### WHAT IS BEING ASKED
Count the lines below that include the word "name" and write that number alone.

--------

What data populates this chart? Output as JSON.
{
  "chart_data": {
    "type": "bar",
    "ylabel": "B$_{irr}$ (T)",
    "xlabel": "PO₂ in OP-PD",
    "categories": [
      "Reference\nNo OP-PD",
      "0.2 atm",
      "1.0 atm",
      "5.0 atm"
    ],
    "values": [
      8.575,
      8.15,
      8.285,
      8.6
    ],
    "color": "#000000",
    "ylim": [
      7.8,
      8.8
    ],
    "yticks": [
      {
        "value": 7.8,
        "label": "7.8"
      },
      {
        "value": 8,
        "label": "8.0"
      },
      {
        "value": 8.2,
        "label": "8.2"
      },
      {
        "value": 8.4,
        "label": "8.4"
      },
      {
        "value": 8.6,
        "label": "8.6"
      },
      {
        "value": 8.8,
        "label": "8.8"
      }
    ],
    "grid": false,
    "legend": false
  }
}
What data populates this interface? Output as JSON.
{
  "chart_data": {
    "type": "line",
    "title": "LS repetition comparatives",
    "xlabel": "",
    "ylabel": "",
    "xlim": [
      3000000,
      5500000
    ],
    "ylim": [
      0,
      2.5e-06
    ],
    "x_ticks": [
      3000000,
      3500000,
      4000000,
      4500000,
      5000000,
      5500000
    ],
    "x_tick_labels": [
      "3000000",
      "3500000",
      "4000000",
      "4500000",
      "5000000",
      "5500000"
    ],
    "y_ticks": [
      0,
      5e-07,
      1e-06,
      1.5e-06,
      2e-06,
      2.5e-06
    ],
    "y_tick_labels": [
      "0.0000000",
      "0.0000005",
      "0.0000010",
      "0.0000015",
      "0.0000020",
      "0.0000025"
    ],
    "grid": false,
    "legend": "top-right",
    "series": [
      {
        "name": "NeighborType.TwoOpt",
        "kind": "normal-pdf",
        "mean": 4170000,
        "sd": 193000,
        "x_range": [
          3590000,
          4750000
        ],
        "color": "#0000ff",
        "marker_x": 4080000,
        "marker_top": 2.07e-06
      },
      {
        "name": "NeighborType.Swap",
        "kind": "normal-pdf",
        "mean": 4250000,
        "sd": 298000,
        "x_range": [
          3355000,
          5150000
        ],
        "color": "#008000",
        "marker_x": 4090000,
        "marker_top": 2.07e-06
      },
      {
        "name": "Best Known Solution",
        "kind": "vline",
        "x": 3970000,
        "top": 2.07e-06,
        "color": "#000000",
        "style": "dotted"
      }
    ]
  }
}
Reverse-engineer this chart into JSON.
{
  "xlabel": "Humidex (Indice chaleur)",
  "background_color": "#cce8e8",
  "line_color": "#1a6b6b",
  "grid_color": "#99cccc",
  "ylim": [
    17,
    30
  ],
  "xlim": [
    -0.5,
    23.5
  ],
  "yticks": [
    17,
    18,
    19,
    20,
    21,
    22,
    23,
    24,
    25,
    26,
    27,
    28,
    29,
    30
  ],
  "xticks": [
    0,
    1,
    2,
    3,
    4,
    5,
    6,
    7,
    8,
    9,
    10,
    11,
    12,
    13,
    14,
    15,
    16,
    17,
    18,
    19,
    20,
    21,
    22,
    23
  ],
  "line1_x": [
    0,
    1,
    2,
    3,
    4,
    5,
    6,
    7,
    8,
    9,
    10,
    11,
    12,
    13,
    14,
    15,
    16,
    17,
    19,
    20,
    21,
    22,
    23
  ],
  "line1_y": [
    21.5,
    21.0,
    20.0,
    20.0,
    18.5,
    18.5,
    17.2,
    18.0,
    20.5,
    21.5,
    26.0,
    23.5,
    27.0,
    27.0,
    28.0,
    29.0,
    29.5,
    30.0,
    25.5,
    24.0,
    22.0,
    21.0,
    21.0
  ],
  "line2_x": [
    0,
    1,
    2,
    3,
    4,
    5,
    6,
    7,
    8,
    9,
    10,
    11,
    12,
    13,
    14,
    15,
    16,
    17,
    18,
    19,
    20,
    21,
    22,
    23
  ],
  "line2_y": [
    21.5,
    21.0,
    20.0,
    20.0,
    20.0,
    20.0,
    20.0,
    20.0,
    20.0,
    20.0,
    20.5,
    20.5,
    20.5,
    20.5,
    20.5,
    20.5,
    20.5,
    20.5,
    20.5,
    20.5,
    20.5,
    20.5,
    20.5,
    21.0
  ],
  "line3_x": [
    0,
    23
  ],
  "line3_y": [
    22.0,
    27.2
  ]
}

--------

### SOLVED EXERCISE
3